_Exercise task_:
Without the images, write out all of the following entries exactly.

_Extracted records_:
===============

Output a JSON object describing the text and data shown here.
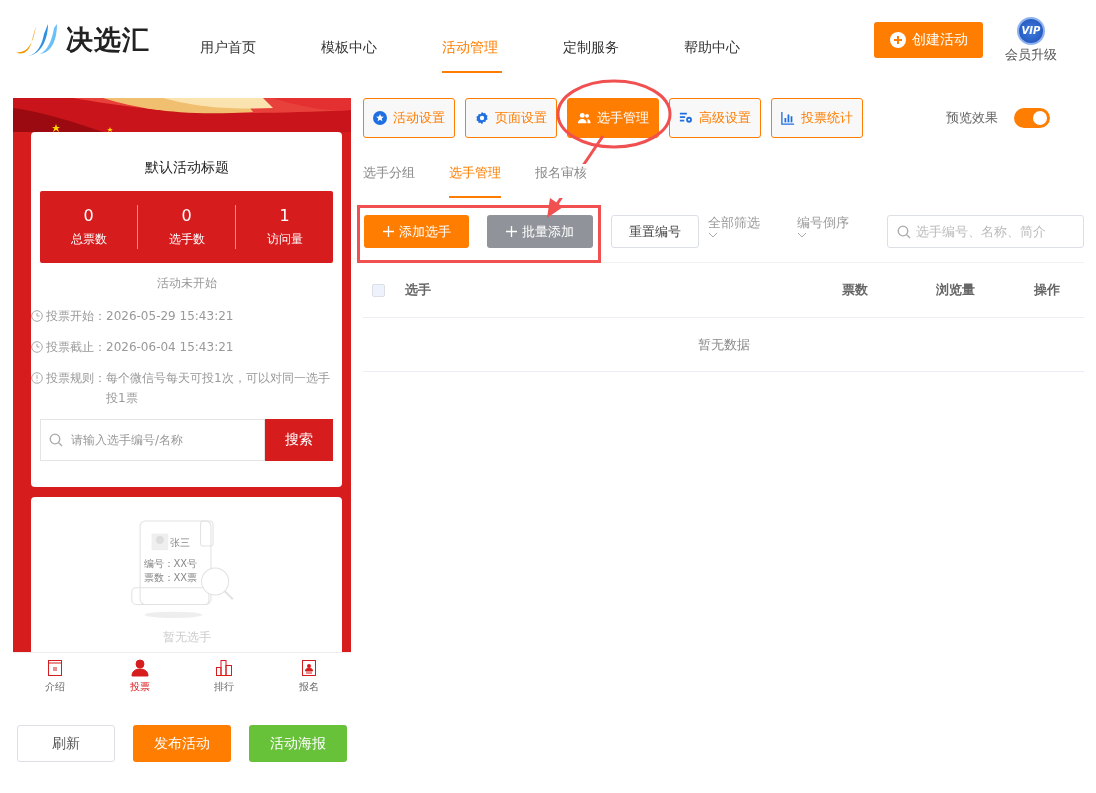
{
  "header": {
    "logo": "决选汇",
    "nav": [
      {
        "label": "用户首页",
        "selected": false
      },
      {
        "label": "模板中心",
        "selected": false
      },
      {
        "label": "活动管理",
        "selected": true
      },
      {
        "label": "定制服务",
        "selected": false
      },
      {
        "label": "帮助中心",
        "selected": false
      }
    ],
    "create_button": "创建活动",
    "vip_badge": "VIP",
    "vip_label": "会员升级"
  },
  "preview": {
    "title": "默认活动标题",
    "stats": [
      {
        "value": "0",
        "label": "总票数"
      },
      {
        "value": "0",
        "label": "选手数"
      },
      {
        "value": "1",
        "label": "访问量"
      }
    ],
    "status": "活动未开始",
    "info": [
      {
        "kind": "clock",
        "label": "投票开始：",
        "value": "2026-05-29 15:43:21"
      },
      {
        "kind": "clock",
        "label": "投票截止：",
        "value": "2026-06-04 15:43:21"
      },
      {
        "kind": "info",
        "label": "投票规则：",
        "value": "每个微信号每天可投1次，可以对同一选手投1票"
      }
    ],
    "search_placeholder": "请输入选手编号/名称",
    "search_button": "搜索",
    "illustration": {
      "name": "张三",
      "lines": [
        "编号：XX号",
        "票数：XX票"
      ]
    },
    "empty": "暂无选手",
    "bottom_nav": [
      {
        "kind": "intro",
        "label": "介绍",
        "selected": false
      },
      {
        "kind": "vote",
        "label": "投票",
        "selected": true
      },
      {
        "kind": "rank",
        "label": "排行",
        "selected": false
      },
      {
        "kind": "signup",
        "label": "报名",
        "selected": false
      }
    ]
  },
  "actions": [
    {
      "kind": "outline",
      "label": "刷新"
    },
    {
      "kind": "primary",
      "label": "发布活动"
    },
    {
      "kind": "success",
      "label": "活动海报"
    }
  ],
  "settings_tabs": [
    {
      "label": "活动设置",
      "selected": false
    },
    {
      "label": "页面设置",
      "selected": false
    },
    {
      "label": "选手管理",
      "selected": true
    },
    {
      "label": "高级设置",
      "selected": false
    },
    {
      "label": "投票统计",
      "selected": false
    }
  ],
  "preview_toggle": {
    "label": "预览效果",
    "on": true
  },
  "subtabs": [
    {
      "label": "选手分组",
      "selected": false
    },
    {
      "label": "选手管理",
      "selected": true
    },
    {
      "label": "报名审核",
      "selected": false
    }
  ],
  "toolbar": {
    "add_button": "添加选手",
    "batch_button": "批量添加",
    "reset_button": "重置编号",
    "filters": [
      "全部筛选",
      "编号倒序"
    ],
    "search_placeholder": "选手编号、名称、简介"
  },
  "table": {
    "select_all": {
      "checked": false
    },
    "columns": [
      "选手",
      "票数",
      "浏览量",
      "操作"
    ],
    "empty": "暂无数据"
  }
}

===============

_Written response_:
Output a JSON object describing the text and data shown here.
{
  "header": {
    "logo": "决选汇",
    "nav": [
      {
        "label": "用户首页",
        "selected": false
      },
      {
        "label": "模板中心",
        "selected": false
      },
      {
        "label": "活动管理",
        "selected": true
      },
      {
        "label": "定制服务",
        "selected": false
      },
      {
        "label": "帮助中心",
        "selected": false
      }
    ],
    "create_button": "创建活动",
    "vip_badge": "VIP",
    "vip_label": "会员升级"
  },
  "preview": {
    "title": "默认活动标题",
    "stats": [
      {
        "value": "0",
        "label": "总票数"
      },
      {
        "value": "0",
        "label": "选手数"
      },
      {
        "value": "1",
        "label": "访问量"
      }
    ],
    "status": "活动未开始",
    "info": [
      {
        "kind": "clock",
        "label": "投票开始：",
        "value": "2026-05-29 15:43:21"
      },
      {
        "kind": "clock",
        "label": "投票截止：",
        "value": "2026-06-04 15:43:21"
      },
      {
        "kind": "info",
        "label": "投票规则：",
        "value": "每个微信号每天可投1次，可以对同一选手投1票"
      }
    ],
    "search_placeholder": "请输入选手编号/名称",
    "search_button": "搜索",
    "illustration": {
      "name": "张三",
      "lines": [
        "编号：XX号",
        "票数：XX票"
      ]
    },
    "empty": "暂无选手",
    "bottom_nav": [
      {
        "kind": "intro",
        "label": "介绍",
        "selected": false
      },
      {
        "kind": "vote",
        "label": "投票",
        "selected": true
      },
      {
        "kind": "rank",
        "label": "排行",
        "selected": false
      },
      {
        "kind": "signup",
        "label": "报名",
        "selected": false
      }
    ]
  },
  "actions": [
    {
      "kind": "outline",
      "label": "刷新"
    },
    {
      "kind": "primary",
      "label": "发布活动"
    },
    {
      "kind": "success",
      "label": "活动海报"
    }
  ],
  "settings_tabs": [
    {
      "label": "活动设置",
      "selected": false
    },
    {
      "label": "页面设置",
      "selected": false
    },
    {
      "label": "选手管理",
      "selected": true
    },
    {
      "label": "高级设置",
      "selected": false
    },
    {
      "label": "投票统计",
      "selected": false
    }
  ],
  "preview_toggle": {
    "label": "预览效果",
    "on": true
  },
  "subtabs": [
    {
      "label": "选手分组",
      "selected": false
    },
    {
      "label": "选手管理",
      "selected": true
    },
    {
      "label": "报名审核",
      "selected": false
    }
  ],
  "toolbar": {
    "add_button": "添加选手",
    "batch_button": "批量添加",
    "reset_button": "重置编号",
    "filters": [
      "全部筛选",
      "编号倒序"
    ],
    "search_placeholder": "选手编号、名称、简介"
  },
  "table": {
    "select_all": {
      "checked": false
    },
    "columns": [
      "选手",
      "票数",
      "浏览量",
      "操作"
    ],
    "empty": "暂无数据"
  }
}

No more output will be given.